**Exercise brief**
List each line of the data that holds the string "text", please.

**Records for this exercise**
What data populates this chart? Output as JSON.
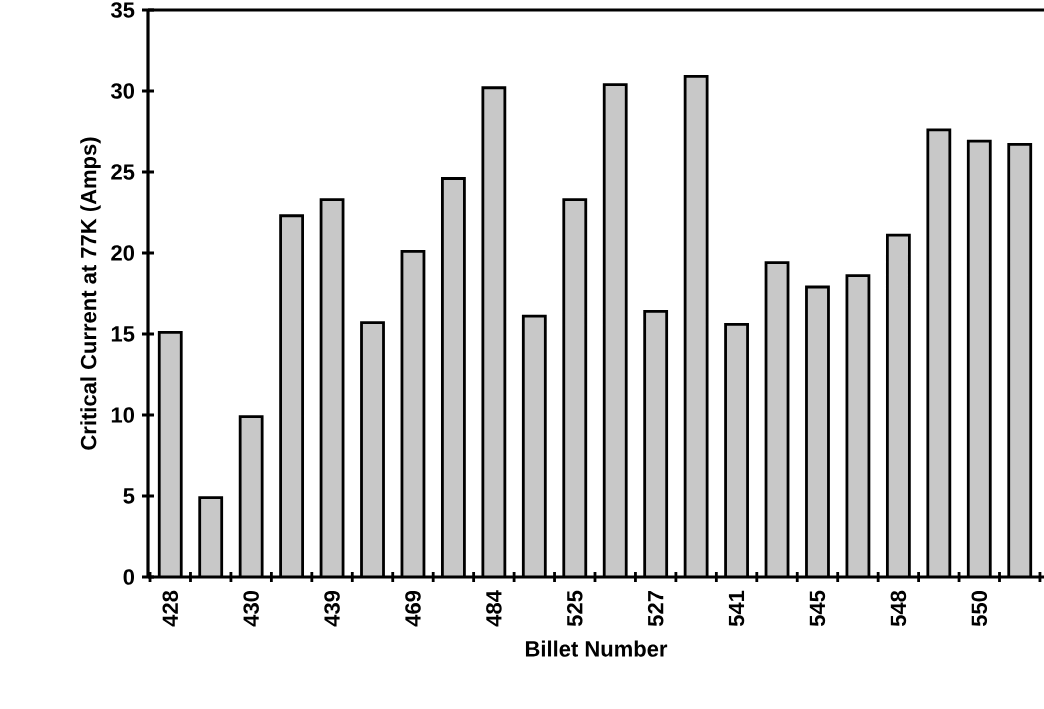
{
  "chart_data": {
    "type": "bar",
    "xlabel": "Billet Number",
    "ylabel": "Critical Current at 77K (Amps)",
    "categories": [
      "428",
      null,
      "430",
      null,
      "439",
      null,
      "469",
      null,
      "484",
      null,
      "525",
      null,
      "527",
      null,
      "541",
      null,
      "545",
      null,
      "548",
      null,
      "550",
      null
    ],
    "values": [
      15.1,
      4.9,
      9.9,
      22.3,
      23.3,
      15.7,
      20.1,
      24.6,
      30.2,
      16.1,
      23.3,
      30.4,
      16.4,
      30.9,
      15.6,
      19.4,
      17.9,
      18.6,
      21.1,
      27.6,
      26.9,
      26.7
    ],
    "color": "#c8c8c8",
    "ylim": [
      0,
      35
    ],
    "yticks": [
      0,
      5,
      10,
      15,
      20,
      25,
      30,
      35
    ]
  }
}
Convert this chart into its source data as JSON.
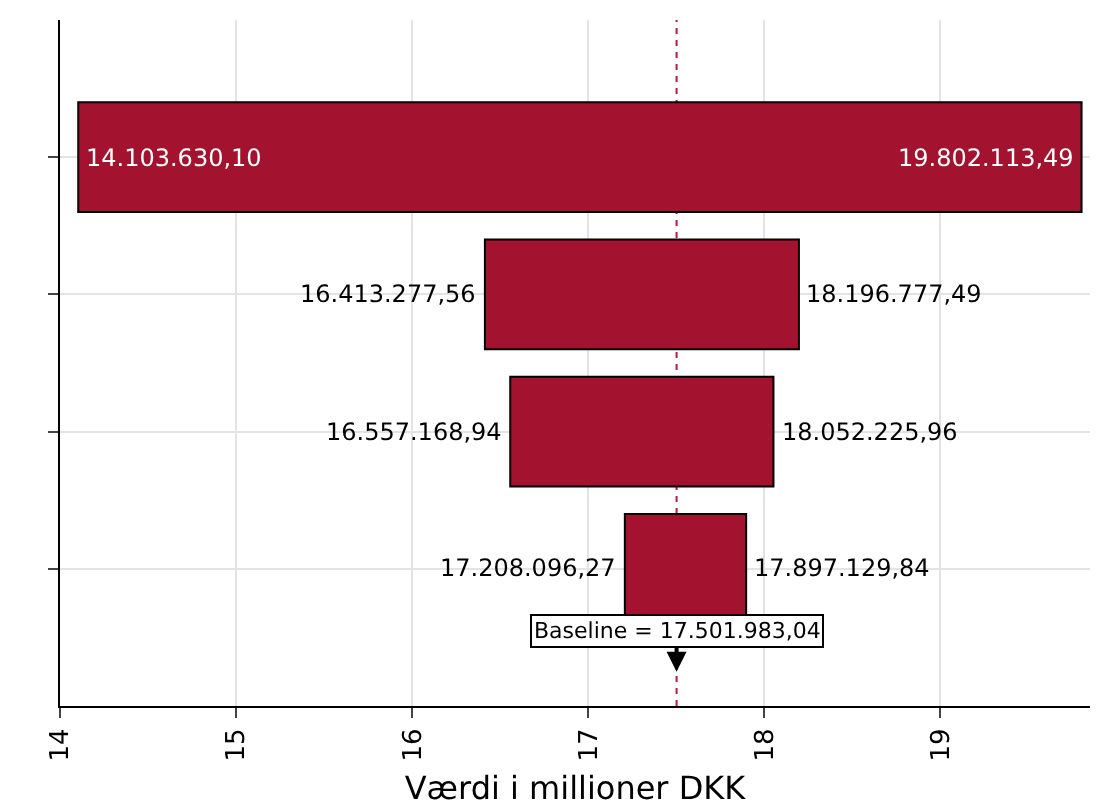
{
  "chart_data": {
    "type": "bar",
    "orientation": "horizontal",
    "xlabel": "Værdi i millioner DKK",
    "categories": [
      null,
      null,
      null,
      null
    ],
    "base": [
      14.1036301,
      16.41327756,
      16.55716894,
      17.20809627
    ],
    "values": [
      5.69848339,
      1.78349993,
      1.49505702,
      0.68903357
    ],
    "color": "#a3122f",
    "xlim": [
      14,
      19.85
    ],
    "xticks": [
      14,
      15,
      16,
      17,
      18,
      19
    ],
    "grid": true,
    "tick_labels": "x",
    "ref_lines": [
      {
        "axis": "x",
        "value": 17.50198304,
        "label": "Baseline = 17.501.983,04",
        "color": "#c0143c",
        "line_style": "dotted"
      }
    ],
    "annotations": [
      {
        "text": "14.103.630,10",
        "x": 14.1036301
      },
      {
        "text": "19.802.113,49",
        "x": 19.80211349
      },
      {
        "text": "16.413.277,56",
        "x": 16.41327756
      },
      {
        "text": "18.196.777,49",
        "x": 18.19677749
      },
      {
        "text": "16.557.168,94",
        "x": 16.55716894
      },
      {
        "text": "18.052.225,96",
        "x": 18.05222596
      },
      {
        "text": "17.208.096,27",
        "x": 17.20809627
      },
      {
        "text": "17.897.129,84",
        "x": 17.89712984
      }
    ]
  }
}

**Complete response**
        "text": "14.103.630,10",
        "text": "19.802.113,49",
        "text": "16.413.277,56",
        "text": "18.196.777,49",
        "text": "16.557.168,94",
        "text": "18.052.225,96",
        "text": "17.208.096,27",
        "text": "17.897.129,84",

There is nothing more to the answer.